[Start of Record list]
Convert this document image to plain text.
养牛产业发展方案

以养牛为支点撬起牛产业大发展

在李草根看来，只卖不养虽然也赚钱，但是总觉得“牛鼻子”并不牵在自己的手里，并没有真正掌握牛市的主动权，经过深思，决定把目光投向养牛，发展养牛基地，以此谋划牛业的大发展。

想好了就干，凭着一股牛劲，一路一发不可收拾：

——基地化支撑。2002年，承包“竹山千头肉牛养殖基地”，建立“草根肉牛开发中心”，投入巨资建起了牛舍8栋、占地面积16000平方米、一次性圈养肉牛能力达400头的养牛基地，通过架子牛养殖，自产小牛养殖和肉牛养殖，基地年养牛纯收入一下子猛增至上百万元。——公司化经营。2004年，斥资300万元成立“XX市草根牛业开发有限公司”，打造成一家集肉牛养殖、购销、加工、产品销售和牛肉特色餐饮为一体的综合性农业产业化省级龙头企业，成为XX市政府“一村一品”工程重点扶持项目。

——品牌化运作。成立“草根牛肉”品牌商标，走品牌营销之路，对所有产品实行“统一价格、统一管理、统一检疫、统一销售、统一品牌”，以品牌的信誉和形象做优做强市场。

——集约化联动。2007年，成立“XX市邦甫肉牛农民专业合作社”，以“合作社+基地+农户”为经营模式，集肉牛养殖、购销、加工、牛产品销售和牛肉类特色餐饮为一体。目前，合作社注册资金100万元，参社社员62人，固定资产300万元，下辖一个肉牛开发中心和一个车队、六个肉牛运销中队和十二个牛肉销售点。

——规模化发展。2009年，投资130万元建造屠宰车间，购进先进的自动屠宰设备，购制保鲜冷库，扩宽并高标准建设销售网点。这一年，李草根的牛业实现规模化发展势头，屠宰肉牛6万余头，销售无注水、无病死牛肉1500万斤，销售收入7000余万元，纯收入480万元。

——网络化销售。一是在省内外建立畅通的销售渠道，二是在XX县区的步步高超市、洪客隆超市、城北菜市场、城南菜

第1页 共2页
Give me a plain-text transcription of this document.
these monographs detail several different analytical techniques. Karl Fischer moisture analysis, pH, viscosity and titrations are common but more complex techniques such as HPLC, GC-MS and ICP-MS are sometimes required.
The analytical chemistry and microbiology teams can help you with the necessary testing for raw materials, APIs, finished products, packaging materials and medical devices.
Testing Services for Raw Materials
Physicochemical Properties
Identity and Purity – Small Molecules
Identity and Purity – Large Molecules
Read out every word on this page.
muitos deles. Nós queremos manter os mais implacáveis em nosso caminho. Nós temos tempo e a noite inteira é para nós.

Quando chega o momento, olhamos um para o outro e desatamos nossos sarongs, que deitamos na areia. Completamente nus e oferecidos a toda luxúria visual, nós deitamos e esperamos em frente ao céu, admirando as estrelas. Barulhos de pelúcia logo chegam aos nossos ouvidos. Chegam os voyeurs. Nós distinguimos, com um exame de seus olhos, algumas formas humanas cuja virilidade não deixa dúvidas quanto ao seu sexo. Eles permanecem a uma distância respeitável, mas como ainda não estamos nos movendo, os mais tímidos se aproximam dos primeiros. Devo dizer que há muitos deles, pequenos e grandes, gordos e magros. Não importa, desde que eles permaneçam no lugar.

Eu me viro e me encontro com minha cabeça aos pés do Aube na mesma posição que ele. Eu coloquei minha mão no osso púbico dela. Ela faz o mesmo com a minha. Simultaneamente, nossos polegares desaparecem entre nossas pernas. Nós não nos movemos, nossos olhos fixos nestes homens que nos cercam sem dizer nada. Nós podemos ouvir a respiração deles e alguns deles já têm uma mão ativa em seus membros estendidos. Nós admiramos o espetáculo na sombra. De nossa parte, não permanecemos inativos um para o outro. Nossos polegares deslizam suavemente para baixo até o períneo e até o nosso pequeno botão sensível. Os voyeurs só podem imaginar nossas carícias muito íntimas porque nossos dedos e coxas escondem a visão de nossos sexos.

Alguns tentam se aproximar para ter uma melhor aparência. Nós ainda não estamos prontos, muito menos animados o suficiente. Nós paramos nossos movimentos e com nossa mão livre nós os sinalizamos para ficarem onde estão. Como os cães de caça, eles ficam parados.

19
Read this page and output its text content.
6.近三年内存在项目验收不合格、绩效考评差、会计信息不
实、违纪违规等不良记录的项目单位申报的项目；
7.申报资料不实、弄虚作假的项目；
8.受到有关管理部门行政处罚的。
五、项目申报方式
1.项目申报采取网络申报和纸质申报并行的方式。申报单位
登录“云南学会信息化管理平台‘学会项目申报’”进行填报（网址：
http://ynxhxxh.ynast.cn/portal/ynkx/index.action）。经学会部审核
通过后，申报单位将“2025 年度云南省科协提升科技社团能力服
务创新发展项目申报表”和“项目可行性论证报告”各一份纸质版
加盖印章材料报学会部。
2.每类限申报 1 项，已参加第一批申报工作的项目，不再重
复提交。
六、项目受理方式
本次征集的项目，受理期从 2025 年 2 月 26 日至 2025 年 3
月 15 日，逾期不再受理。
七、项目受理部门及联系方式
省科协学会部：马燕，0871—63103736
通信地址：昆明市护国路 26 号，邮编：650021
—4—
[End of Record list]
**What the task asks:** Repeat each record exactly. Omit nothing.

**Final result:**
Convert this document image to plain text.
养牛产业发展方案

以养牛为支点撬起牛产业大发展

在李草根看来，只卖不养虽然也赚钱，但是总觉得“牛鼻子”并不牵在自己的手里，并没有真正掌握牛市的主动权，经过深思，决定把目光投向养牛，发展养牛基地，以此谋划牛业的大发展。

想好了就干，凭着一股牛劲，一路一发不可收拾：

——基地化支撑。2002年，承包“竹山千头肉牛养殖基地”，建立“草根肉牛开发中心”，投入巨资建起了牛舍8栋、占地面积16000平方米、一次性圈养肉牛能力达400头的养牛基地，通过架子牛养殖，自产小牛养殖和肉牛养殖，基地年养牛纯收入一下子猛增至上百万元。——公司化经营。2004年，斥资300万元成立“XX市草根牛业开发有限公司”，打造成一家集肉牛养殖、购销、加工、产品销售和牛肉特色餐饮为一体的综合性农业产业化省级龙头企业，成为XX市政府“一村一品”工程重点扶持项目。

——品牌化运作。成立“草根牛肉”品牌商标，走品牌营销之路，对所有产品实行“统一价格、统一管理、统一检疫、统一销售、统一品牌”，以品牌的信誉和形象做优做强市场。

——集约化联动。2007年，成立“XX市邦甫肉牛农民专业合作社”，以“合作社+基地+农户”为经营模式，集肉牛养殖、购销、加工、牛产品销售和牛肉类特色餐饮为一体。目前，合作社注册资金100万元，参社社员62人，固定资产300万元，下辖一个肉牛开发中心和一个车队、六个肉牛运销中队和十二个牛肉销售点。

——规模化发展。2009年，投资130万元建造屠宰车间，购进先进的自动屠宰设备，购制保鲜冷库，扩宽并高标准建设销售网点。这一年，李草根的牛业实现规模化发展势头，屠宰肉牛6万余头，销售无注水、无病死牛肉1500万斤，销售收入7000余万元，纯收入480万元。

——网络化销售。一是在省内外建立畅通的销售渠道，二是在XX县区的步步高超市、洪客隆超市、城北菜市场、城南菜

第1页 共2页
Give me a plain-text transcription of this document.
these monographs detail several different analytical techniques. Karl Fischer moisture analysis, pH, viscosity and titrations are common but more complex techniques such as HPLC, GC-MS and ICP-MS are sometimes required.
The analytical chemistry and microbiology teams can help you with the necessary testing for raw materials, APIs, finished products, packaging materials and medical devices.
Testing Services for Raw Materials
Physicochemical Properties
Identity and Purity – Small Molecules
Identity and Purity – Large Molecules
Read out every word on this page.
muitos deles. Nós queremos manter os mais implacáveis em nosso caminho. Nós temos tempo e a noite inteira é para nós.

Quando chega o momento, olhamos um para o outro e desatamos nossos sarongs, que deitamos na areia. Completamente nus e oferecidos a toda luxúria visual, nós deitamos e esperamos em frente ao céu, admirando as estrelas. Barulhos de pelúcia logo chegam aos nossos ouvidos. Chegam os voyeurs. Nós distinguimos, com um exame de seus olhos, algumas formas humanas cuja virilidade não deixa dúvidas quanto ao seu sexo. Eles permanecem a uma distância respeitável, mas como ainda não estamos nos movendo, os mais tímidos se aproximam dos primeiros. Devo dizer que há muitos deles, pequenos e grandes, gordos e magros. Não importa, desde que eles permaneçam no lugar.

Eu me viro e me encontro com minha cabeça aos pés do Aube na mesma posição que ele. Eu coloquei minha mão no osso púbico dela. Ela faz o mesmo com a minha. Simultaneamente, nossos polegares desaparecem entre nossas pernas. Nós não nos movemos, nossos olhos fixos nestes homens que nos cercam sem dizer nada. Nós podemos ouvir a respiração deles e alguns deles já têm uma mão ativa em seus membros estendidos. Nós admiramos o espetáculo na sombra. De nossa parte, não permanecemos inativos um para o outro. Nossos polegares deslizam suavemente para baixo até o períneo e até o nosso pequeno botão sensível. Os voyeurs só podem imaginar nossas carícias muito íntimas porque nossos dedos e coxas escondem a visão de nossos sexos.

Alguns tentam se aproximar para ter uma melhor aparência. Nós ainda não estamos prontos, muito menos animados o suficiente. Nós paramos nossos movimentos e com nossa mão livre nós os sinalizamos para ficarem onde estão. Como os cães de caça, eles ficam parados.

19
Read this page and output its text content.
6.近三年内存在项目验收不合格、绩效考评差、会计信息不
实、违纪违规等不良记录的项目单位申报的项目；
7.申报资料不实、弄虚作假的项目；
8.受到有关管理部门行政处罚的。
五、项目申报方式
1.项目申报采取网络申报和纸质申报并行的方式。申报单位
登录“云南学会信息化管理平台‘学会项目申报’”进行填报（网址：
http://ynxhxxh.ynast.cn/portal/ynkx/index.action）。经学会部审核
通过后，申报单位将“2025 年度云南省科协提升科技社团能力服
务创新发展项目申报表”和“项目可行性论证报告”各一份纸质版
加盖印章材料报学会部。
2.每类限申报 1 项，已参加第一批申报工作的项目，不再重
复提交。
六、项目受理方式
本次征集的项目，受理期从 2025 年 2 月 26 日至 2025 年 3
月 15 日，逾期不再受理。
七、项目受理部门及联系方式
省科协学会部：马燕，0871—63103736
通信地址：昆明市护国路 26 号，邮编：650021
—4—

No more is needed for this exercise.